[Dataset entries]
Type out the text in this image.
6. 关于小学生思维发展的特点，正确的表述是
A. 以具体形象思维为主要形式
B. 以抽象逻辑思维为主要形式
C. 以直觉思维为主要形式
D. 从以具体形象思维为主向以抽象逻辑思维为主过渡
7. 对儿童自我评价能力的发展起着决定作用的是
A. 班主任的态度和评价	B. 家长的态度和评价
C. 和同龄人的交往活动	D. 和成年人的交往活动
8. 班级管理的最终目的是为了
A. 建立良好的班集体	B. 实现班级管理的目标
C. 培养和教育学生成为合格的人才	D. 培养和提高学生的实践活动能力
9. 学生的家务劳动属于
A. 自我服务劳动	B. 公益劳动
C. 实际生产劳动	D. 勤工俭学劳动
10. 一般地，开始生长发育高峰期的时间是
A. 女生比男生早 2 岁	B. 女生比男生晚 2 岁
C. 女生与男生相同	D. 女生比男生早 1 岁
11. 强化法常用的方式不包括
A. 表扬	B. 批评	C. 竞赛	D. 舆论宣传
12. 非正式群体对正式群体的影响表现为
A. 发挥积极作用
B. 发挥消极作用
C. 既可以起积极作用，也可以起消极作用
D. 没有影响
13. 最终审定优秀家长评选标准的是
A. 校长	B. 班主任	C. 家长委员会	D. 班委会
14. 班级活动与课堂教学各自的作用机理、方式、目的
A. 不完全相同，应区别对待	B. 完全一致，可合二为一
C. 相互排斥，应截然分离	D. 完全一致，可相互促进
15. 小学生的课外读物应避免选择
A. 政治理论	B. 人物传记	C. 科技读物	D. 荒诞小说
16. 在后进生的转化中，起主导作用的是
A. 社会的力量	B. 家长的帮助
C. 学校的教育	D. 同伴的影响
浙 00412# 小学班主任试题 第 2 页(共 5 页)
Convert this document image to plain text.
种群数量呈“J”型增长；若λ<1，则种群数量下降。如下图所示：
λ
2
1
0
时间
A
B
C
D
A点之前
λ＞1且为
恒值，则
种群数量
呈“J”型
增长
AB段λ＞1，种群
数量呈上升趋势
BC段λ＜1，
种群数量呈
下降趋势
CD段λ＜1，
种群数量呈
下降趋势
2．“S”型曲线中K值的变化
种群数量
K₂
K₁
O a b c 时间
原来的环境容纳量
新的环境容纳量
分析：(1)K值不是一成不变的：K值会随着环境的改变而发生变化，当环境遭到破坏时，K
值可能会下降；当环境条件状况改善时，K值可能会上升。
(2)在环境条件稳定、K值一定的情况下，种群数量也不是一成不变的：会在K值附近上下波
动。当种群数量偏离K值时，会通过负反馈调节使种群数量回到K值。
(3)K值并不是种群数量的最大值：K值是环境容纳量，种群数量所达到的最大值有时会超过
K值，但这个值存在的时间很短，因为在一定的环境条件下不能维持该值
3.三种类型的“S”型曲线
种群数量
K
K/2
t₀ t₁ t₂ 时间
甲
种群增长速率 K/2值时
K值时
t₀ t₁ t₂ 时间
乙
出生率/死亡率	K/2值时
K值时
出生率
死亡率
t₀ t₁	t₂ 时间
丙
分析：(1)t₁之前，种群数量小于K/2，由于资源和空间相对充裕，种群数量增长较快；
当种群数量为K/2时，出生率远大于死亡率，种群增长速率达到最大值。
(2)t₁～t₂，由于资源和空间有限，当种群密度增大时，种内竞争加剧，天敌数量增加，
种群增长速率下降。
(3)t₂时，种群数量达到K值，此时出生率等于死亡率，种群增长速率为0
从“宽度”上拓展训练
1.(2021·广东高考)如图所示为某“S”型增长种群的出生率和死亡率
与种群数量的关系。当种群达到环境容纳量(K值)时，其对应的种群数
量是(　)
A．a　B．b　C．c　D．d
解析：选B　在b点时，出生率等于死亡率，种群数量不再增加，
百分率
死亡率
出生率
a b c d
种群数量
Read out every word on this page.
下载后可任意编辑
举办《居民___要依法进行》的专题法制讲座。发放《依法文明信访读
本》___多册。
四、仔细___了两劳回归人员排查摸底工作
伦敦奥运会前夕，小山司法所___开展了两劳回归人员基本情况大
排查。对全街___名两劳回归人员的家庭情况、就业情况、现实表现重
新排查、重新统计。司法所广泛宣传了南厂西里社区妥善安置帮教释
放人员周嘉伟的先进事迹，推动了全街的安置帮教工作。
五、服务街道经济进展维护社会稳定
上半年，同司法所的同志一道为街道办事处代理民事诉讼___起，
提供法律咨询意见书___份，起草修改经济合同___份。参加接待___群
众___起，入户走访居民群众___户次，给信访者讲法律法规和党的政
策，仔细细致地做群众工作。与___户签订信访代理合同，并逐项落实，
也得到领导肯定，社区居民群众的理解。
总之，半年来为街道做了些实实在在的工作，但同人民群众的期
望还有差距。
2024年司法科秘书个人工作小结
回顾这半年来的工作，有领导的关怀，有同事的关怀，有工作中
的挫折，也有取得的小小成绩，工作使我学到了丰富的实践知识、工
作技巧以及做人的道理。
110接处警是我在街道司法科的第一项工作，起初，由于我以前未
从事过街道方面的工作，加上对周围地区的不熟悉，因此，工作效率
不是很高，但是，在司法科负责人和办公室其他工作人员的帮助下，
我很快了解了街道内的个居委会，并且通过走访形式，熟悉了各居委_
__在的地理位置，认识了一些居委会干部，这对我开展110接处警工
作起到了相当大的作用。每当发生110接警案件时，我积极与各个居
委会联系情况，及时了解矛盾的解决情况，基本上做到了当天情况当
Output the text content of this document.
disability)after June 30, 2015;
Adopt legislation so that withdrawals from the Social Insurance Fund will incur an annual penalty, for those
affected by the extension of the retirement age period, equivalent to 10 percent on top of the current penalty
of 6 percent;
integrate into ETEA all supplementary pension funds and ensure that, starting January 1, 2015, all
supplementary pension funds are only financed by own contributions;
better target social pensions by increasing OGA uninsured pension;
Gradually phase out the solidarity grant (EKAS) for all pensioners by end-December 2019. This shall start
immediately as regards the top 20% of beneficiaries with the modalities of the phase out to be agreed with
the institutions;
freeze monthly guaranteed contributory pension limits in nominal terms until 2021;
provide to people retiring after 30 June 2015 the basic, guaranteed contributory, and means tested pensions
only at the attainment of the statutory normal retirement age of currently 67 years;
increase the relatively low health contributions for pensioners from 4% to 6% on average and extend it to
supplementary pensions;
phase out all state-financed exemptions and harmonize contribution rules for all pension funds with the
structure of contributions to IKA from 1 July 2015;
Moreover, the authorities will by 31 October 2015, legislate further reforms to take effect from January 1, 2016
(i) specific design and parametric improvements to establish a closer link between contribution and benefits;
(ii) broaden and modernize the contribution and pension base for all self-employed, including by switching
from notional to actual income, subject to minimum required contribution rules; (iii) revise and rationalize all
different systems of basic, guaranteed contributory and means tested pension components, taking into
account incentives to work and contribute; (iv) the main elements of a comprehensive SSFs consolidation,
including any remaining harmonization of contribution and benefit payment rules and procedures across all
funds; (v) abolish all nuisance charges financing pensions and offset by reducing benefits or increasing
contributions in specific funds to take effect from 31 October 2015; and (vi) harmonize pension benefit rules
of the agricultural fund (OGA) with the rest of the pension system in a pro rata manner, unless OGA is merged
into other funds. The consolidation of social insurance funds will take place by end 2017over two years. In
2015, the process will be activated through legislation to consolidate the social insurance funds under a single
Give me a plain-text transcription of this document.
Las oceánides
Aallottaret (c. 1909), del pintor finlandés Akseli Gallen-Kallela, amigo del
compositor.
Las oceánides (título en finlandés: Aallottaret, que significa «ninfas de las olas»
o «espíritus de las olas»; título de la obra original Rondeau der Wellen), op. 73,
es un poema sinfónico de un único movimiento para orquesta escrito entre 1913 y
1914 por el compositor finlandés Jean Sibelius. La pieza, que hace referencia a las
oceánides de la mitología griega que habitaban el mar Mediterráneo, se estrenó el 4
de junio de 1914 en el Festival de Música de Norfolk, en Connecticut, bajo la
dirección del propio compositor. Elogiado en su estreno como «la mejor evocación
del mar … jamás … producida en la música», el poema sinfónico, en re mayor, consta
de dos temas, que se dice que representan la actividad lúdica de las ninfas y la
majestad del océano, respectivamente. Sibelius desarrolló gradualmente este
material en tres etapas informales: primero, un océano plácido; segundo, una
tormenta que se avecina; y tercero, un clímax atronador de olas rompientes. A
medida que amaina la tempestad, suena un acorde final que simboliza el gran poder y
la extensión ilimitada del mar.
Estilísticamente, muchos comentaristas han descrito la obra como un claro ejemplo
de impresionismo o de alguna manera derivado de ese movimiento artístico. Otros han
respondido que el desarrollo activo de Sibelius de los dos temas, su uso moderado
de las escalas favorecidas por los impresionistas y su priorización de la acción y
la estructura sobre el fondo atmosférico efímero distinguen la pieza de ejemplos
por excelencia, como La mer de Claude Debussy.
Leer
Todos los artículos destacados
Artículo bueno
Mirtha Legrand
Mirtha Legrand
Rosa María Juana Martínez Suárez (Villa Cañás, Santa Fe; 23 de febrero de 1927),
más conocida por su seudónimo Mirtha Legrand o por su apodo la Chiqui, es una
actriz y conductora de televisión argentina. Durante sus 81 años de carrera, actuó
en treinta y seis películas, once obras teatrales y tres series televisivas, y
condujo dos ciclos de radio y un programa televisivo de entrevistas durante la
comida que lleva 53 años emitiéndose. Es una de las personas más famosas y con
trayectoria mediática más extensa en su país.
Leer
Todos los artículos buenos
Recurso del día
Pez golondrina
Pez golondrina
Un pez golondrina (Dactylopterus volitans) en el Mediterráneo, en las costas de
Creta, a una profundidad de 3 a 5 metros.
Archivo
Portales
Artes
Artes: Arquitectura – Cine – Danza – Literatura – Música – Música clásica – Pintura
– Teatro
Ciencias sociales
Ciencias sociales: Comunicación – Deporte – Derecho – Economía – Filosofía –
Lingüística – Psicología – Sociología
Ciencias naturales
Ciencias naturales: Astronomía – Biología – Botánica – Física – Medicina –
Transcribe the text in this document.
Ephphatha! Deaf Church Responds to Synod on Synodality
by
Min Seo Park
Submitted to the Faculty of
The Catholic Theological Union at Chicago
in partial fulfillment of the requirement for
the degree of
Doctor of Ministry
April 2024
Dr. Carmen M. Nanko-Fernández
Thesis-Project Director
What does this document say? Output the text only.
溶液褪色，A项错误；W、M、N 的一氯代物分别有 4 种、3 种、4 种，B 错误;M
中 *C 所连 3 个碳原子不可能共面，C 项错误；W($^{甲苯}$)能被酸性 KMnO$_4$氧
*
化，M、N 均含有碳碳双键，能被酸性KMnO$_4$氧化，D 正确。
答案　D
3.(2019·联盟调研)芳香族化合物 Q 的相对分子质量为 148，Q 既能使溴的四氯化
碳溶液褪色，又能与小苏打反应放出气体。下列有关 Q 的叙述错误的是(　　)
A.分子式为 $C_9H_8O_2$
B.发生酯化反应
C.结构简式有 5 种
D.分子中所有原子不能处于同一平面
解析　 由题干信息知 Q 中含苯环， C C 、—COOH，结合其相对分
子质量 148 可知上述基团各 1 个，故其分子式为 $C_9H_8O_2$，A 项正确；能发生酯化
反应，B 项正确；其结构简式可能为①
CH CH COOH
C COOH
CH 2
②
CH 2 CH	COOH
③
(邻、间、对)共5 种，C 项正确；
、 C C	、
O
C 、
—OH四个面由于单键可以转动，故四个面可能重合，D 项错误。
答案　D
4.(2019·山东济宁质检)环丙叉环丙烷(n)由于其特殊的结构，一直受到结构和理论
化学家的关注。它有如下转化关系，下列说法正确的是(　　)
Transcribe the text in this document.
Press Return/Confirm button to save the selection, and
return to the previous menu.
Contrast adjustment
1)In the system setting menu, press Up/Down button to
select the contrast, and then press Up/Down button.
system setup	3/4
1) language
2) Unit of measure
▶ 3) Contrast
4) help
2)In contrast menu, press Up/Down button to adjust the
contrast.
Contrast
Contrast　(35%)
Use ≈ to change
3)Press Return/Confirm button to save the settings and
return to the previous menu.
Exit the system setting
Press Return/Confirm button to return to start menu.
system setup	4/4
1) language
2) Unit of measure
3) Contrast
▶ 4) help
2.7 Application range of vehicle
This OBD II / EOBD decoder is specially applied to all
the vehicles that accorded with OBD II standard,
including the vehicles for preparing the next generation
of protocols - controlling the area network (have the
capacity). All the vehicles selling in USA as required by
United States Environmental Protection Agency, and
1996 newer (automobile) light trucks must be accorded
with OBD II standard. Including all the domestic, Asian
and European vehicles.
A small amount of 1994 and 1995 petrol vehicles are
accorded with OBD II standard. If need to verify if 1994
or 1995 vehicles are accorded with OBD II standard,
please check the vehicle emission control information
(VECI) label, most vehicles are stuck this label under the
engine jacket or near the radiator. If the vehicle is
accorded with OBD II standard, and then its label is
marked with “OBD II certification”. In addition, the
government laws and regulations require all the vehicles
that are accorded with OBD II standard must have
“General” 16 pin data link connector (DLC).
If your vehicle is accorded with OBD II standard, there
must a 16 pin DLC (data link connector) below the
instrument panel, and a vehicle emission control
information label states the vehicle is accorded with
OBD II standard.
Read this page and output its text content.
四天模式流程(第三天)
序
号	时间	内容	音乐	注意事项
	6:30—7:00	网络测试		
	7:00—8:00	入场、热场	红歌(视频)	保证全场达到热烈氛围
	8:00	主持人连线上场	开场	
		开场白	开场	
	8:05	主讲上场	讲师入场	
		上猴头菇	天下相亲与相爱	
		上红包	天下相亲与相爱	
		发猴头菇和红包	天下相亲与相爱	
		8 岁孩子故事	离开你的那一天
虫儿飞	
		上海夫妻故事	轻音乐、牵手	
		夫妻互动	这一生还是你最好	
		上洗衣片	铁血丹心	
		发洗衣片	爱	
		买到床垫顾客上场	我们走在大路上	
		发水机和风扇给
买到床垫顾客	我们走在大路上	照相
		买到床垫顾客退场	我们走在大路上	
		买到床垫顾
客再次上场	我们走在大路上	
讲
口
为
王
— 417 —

GIVEN TASK
Scan the material above and determine how many lines include the word "vehicles"; report only the number.

SOLUTION TO THIS TASK
8